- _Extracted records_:
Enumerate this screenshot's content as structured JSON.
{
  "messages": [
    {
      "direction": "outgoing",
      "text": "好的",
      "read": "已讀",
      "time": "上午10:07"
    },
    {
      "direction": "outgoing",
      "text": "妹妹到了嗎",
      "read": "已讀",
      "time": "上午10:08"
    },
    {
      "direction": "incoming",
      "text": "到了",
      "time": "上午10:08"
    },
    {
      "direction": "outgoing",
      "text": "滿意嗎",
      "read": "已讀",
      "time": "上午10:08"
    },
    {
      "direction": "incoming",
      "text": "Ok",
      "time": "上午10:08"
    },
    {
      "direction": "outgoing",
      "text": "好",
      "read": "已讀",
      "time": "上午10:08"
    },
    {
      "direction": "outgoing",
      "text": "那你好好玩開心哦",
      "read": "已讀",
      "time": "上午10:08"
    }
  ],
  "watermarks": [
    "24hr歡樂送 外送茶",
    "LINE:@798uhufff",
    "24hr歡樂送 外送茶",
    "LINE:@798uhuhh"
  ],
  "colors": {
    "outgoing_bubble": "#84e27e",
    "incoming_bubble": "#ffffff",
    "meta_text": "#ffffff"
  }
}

- _TASK DESCRIPTION_:
Copy down the material exactly as written.

- _TASK RESPONSE_:
Enumerate this screenshot's content as structured JSON.
{
  "messages": [
    {
      "direction": "outgoing",
      "text": "好的",
      "read": "已讀",
      "time": "上午10:07"
    },
    {
      "direction": "outgoing",
      "text": "妹妹到了嗎",
      "read": "已讀",
      "time": "上午10:08"
    },
    {
      "direction": "incoming",
      "text": "到了",
      "time": "上午10:08"
    },
    {
      "direction": "outgoing",
      "text": "滿意嗎",
      "read": "已讀",
      "time": "上午10:08"
    },
    {
      "direction": "incoming",
      "text": "Ok",
      "time": "上午10:08"
    },
    {
      "direction": "outgoing",
      "text": "好",
      "read": "已讀",
      "time": "上午10:08"
    },
    {
      "direction": "outgoing",
      "text": "那你好好玩開心哦",
      "read": "已讀",
      "time": "上午10:08"
    }
  ],
  "watermarks": [
    "24hr歡樂送 外送茶",
    "LINE:@798uhufff",
    "24hr歡樂送 外送茶",
    "LINE:@798uhuhh"
  ],
  "colors": {
    "outgoing_bubble": "#84e27e",
    "incoming_bubble": "#ffffff",
    "meta_text": "#ffffff"
  }
}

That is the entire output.